---- Data to use
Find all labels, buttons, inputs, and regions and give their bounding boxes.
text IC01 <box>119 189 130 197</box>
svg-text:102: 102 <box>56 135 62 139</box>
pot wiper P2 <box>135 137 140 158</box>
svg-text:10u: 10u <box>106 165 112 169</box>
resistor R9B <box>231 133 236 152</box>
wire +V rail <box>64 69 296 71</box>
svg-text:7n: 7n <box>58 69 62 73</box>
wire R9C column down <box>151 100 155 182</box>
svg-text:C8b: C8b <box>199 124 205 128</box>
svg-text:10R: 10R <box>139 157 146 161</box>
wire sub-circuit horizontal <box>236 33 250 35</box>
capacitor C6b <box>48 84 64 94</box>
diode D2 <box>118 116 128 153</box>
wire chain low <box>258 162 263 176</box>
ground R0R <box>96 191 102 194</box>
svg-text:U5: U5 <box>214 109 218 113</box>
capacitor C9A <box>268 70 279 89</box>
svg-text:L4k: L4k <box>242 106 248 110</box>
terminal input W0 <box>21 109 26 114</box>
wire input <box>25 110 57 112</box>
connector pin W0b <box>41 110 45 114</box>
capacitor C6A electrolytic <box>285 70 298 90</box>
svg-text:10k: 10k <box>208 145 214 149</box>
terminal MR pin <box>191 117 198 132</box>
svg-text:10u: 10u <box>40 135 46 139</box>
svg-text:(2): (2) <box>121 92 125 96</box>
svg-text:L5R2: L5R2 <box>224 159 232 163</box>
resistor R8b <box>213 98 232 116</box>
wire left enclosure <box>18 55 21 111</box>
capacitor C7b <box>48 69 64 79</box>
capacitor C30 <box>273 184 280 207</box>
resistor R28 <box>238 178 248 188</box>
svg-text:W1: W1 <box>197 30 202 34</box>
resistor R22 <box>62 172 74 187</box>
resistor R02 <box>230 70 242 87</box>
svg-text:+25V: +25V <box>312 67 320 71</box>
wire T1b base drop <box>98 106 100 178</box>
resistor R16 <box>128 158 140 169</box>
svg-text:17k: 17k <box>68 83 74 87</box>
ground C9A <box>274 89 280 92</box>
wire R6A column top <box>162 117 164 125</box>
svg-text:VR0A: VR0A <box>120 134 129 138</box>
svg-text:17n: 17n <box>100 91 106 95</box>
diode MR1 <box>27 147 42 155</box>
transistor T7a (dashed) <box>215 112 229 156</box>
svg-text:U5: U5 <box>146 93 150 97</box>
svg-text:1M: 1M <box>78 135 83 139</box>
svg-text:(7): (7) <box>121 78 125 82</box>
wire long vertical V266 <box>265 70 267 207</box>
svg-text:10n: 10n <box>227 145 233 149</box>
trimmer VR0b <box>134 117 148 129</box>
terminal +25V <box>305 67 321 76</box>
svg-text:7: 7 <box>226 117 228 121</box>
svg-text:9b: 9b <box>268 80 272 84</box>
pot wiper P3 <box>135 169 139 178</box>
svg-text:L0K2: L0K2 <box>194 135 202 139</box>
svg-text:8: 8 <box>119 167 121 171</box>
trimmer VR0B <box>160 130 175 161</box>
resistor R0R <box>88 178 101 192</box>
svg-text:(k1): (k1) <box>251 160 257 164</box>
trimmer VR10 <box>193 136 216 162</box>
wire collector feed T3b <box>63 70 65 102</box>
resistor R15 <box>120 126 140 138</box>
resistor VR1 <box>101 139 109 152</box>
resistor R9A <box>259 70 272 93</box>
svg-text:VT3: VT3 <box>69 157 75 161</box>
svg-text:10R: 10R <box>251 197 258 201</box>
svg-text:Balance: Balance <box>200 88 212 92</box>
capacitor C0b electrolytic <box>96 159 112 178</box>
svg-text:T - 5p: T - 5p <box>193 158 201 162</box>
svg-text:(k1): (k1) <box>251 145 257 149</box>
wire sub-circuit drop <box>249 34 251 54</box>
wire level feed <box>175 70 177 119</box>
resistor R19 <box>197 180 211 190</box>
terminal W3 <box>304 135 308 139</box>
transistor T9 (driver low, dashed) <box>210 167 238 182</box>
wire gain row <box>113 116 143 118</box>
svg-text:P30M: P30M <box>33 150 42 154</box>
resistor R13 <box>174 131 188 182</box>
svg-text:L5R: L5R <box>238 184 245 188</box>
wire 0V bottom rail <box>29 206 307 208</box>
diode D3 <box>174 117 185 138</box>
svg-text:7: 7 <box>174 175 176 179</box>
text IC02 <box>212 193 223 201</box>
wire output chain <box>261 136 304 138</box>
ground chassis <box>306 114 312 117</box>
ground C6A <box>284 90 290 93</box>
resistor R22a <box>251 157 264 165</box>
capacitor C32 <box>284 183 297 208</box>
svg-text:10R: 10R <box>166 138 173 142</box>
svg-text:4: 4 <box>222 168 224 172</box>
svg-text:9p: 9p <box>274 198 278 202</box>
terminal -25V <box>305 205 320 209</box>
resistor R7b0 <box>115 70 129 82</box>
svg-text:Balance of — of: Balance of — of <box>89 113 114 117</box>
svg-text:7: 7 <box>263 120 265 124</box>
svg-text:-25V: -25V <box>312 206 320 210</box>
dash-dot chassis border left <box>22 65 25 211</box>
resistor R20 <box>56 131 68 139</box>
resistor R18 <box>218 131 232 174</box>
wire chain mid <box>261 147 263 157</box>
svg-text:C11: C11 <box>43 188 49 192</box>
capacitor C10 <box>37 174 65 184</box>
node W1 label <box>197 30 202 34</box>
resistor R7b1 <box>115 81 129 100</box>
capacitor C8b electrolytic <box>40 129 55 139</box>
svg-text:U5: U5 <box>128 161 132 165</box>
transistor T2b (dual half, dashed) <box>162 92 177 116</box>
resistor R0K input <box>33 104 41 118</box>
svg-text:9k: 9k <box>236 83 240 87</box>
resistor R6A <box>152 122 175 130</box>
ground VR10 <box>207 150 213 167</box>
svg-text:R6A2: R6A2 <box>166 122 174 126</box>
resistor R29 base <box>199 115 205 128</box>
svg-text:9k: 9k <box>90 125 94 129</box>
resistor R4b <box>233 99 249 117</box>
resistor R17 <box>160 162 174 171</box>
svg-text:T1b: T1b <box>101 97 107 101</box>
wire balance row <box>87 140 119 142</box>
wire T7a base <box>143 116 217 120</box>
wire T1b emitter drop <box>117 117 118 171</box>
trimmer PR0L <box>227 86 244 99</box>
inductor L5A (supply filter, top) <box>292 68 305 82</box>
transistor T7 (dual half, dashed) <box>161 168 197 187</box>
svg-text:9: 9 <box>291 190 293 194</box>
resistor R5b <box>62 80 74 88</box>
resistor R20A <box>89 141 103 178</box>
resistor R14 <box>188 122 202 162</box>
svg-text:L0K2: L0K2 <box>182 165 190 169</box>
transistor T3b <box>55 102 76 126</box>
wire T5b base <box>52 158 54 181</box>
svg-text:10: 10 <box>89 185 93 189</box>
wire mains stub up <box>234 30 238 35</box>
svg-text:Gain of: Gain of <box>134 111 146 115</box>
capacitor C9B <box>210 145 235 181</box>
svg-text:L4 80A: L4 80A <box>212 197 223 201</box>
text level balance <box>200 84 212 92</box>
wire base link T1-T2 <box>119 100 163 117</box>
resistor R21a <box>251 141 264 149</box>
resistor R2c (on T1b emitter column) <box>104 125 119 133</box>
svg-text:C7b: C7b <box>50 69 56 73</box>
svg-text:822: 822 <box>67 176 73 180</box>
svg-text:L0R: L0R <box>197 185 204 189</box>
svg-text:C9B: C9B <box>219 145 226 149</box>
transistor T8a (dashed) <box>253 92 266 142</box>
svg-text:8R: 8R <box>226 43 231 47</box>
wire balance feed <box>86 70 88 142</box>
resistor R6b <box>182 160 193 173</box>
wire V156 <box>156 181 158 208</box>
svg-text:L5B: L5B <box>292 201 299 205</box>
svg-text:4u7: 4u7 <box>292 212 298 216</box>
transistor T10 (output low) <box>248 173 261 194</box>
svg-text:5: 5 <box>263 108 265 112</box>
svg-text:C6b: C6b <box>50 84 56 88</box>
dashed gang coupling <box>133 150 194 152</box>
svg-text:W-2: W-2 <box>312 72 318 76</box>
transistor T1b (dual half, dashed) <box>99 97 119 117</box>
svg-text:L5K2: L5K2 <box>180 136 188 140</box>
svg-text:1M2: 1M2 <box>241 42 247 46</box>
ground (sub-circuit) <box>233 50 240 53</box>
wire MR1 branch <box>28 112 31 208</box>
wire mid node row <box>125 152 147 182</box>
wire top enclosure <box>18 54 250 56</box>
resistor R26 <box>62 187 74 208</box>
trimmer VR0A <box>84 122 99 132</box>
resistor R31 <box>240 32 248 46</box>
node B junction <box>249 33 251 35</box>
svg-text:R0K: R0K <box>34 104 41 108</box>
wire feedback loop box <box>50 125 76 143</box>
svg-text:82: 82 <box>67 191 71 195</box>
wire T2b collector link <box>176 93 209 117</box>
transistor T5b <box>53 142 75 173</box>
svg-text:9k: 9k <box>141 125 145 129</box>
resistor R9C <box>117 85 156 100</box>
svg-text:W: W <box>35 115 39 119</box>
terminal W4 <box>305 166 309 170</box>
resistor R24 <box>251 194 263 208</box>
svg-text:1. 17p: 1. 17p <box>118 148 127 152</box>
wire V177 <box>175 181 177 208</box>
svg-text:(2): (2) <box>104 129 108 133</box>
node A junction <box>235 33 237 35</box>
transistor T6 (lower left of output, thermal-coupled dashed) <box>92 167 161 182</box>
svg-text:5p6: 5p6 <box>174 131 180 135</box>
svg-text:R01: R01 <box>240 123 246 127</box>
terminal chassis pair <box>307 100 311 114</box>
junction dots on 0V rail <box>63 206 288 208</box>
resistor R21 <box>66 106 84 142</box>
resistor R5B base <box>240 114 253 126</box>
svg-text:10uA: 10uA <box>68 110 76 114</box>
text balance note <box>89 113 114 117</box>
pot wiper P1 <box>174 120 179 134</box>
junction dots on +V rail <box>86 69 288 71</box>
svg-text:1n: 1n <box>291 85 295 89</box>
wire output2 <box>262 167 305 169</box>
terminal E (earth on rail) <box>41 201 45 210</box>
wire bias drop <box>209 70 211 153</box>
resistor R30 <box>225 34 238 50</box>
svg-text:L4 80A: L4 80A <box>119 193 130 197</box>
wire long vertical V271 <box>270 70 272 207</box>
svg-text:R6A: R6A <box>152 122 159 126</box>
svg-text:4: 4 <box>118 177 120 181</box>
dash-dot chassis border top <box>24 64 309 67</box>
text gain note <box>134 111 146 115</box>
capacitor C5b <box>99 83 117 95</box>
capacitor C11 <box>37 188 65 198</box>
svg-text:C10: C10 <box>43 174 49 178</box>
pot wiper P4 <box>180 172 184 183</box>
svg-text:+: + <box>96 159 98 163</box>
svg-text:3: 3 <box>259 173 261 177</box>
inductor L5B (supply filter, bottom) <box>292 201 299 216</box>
--------
◆ **Written problem**
Can you echo the listing back word for word, from its first line through the line with "svg-text:10R: 10R <box>139 157 146 161</box>"?

◆ **Complete answer**
Find all labels, buttons, inputs, and regions and give their bounding boxes.
text IC01 <box>119 189 130 197</box>
svg-text:102: 102 <box>56 135 62 139</box>
pot wiper P2 <box>135 137 140 158</box>
svg-text:10u: 10u <box>106 165 112 169</box>
resistor R9B <box>231 133 236 152</box>
wire +V rail <box>64 69 296 71</box>
svg-text:7n: 7n <box>58 69 62 73</box>
wire R9C column down <box>151 100 155 182</box>
svg-text:C8b: C8b <box>199 124 205 128</box>
svg-text:10R: 10R <box>139 157 146 161</box>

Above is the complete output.